PROBLEM DESCRIPTION:
Reproduce word for word the lines of the entries below, starting with the line that contains "special-category-select[interactable]: ▼ ✎" and going on through the line that contains "chevron-down-icon[interactable]: ▼ [1041,373,1068,403]", with both of those lines included.

Raw records
====

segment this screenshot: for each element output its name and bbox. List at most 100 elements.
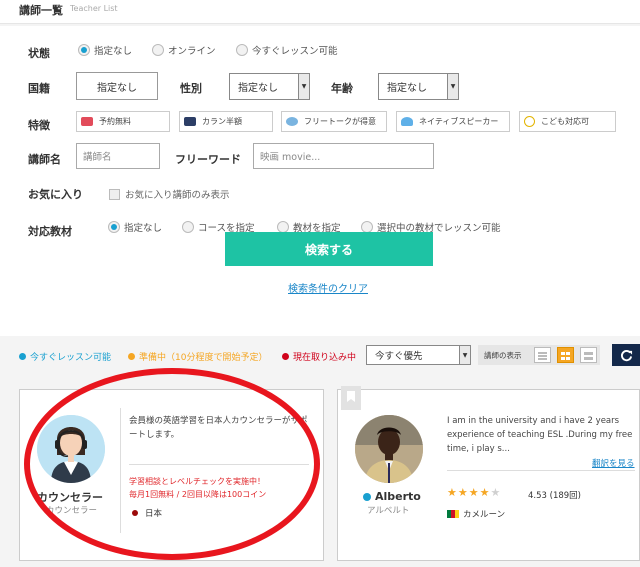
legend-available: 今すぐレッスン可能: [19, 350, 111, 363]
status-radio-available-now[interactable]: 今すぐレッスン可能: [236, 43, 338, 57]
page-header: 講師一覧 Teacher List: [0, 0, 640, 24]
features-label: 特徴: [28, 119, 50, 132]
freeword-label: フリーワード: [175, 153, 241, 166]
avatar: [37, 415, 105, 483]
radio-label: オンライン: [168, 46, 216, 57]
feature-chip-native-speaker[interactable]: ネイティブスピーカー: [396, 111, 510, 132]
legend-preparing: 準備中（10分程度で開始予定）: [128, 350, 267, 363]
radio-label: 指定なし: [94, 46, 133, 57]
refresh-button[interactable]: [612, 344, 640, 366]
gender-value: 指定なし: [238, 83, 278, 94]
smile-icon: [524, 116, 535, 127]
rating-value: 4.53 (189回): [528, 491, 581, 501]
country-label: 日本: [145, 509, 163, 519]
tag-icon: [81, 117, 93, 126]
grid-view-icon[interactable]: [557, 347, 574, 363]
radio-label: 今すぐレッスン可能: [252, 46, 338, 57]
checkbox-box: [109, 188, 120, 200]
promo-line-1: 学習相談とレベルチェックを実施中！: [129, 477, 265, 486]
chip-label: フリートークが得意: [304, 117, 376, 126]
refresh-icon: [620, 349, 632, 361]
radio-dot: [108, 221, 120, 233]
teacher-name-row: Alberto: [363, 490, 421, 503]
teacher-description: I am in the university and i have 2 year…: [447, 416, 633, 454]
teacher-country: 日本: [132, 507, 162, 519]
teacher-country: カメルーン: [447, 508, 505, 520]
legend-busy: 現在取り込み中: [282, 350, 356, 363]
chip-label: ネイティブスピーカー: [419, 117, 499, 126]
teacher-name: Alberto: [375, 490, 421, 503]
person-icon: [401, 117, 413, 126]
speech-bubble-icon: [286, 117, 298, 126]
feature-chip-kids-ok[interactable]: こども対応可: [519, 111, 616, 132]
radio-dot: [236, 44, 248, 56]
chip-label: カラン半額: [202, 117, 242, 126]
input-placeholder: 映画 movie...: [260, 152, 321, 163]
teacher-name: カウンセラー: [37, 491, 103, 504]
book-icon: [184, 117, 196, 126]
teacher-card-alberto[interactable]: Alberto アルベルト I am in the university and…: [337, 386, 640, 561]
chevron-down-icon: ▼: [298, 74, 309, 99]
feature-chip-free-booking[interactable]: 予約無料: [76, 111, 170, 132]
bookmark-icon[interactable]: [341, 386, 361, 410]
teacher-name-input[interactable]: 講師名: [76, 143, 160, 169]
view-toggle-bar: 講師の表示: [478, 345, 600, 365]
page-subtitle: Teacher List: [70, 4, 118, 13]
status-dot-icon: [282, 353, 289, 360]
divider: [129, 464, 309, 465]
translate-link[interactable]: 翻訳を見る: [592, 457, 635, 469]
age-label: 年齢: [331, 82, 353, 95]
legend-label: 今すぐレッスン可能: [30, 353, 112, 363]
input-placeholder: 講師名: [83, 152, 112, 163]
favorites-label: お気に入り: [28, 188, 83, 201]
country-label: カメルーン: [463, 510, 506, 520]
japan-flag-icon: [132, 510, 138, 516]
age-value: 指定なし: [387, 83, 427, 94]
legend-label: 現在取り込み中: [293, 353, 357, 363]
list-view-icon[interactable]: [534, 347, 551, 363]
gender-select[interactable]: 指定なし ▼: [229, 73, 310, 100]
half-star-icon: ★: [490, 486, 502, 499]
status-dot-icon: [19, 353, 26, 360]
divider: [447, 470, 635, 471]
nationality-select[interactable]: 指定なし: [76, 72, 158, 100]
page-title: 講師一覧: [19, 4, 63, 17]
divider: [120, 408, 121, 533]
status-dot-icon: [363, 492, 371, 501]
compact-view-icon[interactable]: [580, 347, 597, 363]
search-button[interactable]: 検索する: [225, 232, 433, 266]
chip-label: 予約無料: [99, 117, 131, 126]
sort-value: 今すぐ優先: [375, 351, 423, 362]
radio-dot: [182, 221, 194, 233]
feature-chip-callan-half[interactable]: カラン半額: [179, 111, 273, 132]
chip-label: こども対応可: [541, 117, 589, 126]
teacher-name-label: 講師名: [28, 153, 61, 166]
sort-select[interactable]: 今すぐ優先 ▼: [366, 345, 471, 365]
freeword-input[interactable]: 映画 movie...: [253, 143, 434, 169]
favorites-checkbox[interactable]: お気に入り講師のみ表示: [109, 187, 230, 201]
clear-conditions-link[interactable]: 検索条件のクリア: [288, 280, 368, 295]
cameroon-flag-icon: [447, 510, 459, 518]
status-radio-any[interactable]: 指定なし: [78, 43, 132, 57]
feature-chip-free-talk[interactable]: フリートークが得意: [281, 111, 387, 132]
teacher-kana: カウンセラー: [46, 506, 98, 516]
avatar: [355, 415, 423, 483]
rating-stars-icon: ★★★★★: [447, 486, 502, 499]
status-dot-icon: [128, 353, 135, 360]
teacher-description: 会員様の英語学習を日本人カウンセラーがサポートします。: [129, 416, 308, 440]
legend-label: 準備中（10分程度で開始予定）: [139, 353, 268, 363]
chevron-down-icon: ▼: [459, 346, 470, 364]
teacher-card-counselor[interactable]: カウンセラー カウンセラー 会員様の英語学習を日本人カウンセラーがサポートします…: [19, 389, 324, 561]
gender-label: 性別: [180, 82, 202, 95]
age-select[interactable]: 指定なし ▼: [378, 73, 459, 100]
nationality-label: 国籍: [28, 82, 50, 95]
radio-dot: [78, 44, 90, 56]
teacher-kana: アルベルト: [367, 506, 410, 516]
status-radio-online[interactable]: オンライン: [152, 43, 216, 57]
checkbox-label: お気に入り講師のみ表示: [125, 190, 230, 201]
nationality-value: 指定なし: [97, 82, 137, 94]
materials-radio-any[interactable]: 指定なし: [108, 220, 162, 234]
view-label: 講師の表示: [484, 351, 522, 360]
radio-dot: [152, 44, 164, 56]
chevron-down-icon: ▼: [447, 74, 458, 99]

====

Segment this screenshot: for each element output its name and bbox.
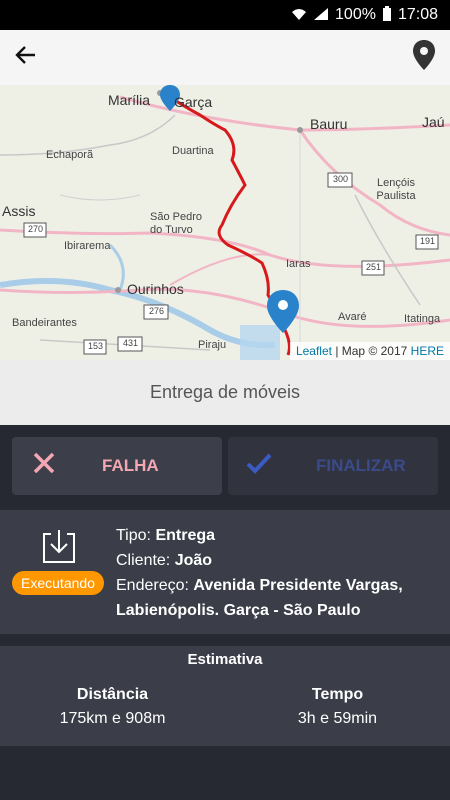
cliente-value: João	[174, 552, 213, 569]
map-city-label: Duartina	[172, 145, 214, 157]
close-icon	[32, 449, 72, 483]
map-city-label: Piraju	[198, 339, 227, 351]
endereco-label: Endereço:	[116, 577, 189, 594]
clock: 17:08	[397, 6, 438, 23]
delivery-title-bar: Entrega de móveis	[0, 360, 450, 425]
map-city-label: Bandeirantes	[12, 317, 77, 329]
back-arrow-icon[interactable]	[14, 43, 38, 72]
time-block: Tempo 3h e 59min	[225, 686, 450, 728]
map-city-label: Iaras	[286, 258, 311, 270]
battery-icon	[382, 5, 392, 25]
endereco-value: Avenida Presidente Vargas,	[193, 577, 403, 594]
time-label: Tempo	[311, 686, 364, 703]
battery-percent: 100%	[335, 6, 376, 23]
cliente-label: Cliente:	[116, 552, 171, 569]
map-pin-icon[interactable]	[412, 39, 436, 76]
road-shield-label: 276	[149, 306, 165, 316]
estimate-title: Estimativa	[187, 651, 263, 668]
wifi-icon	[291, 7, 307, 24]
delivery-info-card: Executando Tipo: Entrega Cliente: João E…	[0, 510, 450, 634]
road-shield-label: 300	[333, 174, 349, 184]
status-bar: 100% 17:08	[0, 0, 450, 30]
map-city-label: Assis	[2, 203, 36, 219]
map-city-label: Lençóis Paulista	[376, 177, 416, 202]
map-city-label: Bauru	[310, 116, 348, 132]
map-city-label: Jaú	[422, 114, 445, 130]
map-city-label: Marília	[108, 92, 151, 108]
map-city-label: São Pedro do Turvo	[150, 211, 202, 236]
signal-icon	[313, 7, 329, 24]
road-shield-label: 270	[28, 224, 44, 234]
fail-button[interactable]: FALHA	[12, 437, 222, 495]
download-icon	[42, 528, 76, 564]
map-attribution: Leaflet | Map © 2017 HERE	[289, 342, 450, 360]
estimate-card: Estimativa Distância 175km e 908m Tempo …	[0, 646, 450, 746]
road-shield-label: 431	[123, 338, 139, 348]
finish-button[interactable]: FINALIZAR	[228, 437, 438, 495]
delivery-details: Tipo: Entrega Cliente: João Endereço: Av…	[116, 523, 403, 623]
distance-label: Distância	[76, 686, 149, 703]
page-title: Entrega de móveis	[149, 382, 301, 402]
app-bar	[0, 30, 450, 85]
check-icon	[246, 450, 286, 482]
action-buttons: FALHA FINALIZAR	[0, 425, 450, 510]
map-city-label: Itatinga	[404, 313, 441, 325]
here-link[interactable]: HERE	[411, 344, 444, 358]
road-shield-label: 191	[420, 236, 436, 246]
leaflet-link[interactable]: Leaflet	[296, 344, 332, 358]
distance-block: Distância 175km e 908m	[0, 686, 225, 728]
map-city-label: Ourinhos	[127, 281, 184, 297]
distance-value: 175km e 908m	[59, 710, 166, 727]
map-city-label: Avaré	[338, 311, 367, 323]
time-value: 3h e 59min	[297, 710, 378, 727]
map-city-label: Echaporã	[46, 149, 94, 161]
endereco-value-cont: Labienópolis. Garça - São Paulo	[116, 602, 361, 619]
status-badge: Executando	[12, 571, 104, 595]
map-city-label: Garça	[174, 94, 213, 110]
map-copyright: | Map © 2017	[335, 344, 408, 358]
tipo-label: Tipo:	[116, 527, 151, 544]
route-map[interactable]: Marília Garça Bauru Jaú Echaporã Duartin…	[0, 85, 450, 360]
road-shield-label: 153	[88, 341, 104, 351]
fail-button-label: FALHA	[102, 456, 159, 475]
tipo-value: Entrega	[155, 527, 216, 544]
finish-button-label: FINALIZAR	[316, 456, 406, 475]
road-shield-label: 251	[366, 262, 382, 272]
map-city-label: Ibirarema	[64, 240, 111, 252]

====

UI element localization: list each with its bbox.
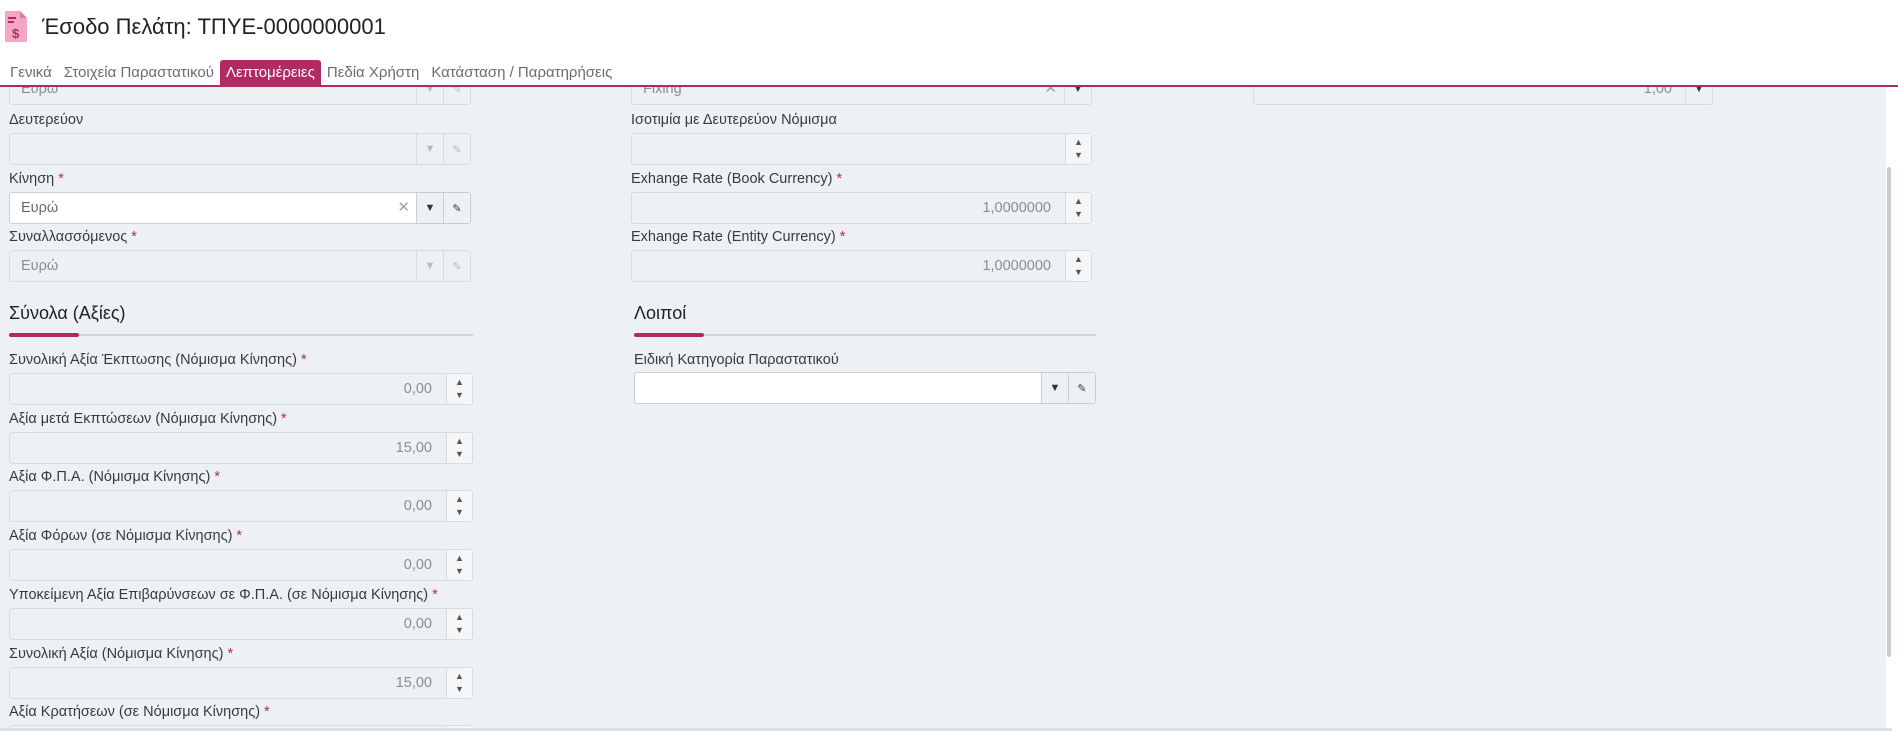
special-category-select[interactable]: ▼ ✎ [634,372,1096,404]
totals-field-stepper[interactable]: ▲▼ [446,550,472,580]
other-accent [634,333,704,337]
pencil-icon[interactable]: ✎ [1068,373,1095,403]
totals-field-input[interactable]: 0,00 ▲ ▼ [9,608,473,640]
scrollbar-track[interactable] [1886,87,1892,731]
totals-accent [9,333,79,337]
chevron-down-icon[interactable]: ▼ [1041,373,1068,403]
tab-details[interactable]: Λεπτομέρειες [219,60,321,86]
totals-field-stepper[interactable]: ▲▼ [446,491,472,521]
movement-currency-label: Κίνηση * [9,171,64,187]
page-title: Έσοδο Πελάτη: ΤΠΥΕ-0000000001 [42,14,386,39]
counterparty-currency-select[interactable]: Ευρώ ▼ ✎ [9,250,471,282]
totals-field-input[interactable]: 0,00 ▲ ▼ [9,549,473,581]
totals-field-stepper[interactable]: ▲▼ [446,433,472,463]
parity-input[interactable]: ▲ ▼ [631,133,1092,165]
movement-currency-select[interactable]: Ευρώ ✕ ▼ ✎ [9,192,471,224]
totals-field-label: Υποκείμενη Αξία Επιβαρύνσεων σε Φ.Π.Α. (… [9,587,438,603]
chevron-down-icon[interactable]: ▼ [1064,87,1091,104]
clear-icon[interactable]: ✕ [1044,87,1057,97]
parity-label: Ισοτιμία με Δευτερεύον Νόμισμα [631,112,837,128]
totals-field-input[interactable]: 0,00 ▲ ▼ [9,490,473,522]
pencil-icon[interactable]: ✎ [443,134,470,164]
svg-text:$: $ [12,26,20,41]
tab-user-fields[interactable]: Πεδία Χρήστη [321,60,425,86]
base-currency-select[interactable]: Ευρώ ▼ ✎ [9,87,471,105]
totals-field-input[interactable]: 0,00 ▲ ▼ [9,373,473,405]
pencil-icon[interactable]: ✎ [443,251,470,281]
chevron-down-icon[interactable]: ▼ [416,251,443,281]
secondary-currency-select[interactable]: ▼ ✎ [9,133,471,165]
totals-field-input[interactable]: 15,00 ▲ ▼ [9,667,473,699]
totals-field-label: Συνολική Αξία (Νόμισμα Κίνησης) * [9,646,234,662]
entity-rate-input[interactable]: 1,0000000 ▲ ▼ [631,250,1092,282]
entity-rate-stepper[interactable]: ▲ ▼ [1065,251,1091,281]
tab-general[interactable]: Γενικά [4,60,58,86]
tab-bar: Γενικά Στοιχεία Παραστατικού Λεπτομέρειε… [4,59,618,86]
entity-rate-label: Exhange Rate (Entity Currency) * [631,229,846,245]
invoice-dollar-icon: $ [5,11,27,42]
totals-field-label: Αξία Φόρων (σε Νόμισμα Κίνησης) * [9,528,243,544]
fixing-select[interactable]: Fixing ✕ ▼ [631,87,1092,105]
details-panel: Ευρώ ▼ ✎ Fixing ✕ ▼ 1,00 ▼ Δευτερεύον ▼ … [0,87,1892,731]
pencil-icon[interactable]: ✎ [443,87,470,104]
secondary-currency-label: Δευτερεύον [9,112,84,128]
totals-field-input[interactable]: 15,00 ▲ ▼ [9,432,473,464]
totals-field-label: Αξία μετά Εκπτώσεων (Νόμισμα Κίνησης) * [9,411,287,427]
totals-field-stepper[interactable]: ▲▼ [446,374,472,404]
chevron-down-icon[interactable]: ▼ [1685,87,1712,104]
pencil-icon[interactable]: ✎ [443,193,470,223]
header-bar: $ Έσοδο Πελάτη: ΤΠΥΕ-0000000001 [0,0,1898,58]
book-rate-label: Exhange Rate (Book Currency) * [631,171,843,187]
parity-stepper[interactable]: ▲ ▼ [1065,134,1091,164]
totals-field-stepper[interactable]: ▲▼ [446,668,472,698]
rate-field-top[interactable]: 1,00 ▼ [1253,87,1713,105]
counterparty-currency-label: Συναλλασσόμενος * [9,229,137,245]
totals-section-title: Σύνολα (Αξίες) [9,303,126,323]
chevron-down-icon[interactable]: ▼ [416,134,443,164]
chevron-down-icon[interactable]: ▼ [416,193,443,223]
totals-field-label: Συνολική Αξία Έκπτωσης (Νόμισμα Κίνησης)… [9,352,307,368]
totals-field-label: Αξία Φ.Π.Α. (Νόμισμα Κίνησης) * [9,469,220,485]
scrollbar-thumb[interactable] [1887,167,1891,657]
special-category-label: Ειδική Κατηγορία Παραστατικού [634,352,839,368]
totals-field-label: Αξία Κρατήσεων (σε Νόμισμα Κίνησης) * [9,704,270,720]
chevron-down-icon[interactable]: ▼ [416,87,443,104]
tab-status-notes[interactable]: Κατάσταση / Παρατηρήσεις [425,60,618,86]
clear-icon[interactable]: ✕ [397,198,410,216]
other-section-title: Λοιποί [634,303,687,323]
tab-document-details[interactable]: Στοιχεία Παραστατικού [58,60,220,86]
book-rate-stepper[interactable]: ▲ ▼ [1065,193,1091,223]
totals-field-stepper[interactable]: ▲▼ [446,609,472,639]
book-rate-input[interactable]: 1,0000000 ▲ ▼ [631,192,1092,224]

====

TASK SOLUTION:
special-category-select[interactable]: ▼ ✎ [634,372,1096,404]
totals-field-stepper[interactable]: ▲▼ [446,550,472,580]
other-accent [634,333,704,337]
pencil-icon[interactable]: ✎ [1068,373,1095,403]
totals-field-input[interactable]: 0,00 ▲ ▼ [9,608,473,640]
scrollbar-track[interactable] [1886,87,1892,731]
totals-accent [9,333,79,337]
chevron-down-icon[interactable]: ▼ [1041,373,1068,403]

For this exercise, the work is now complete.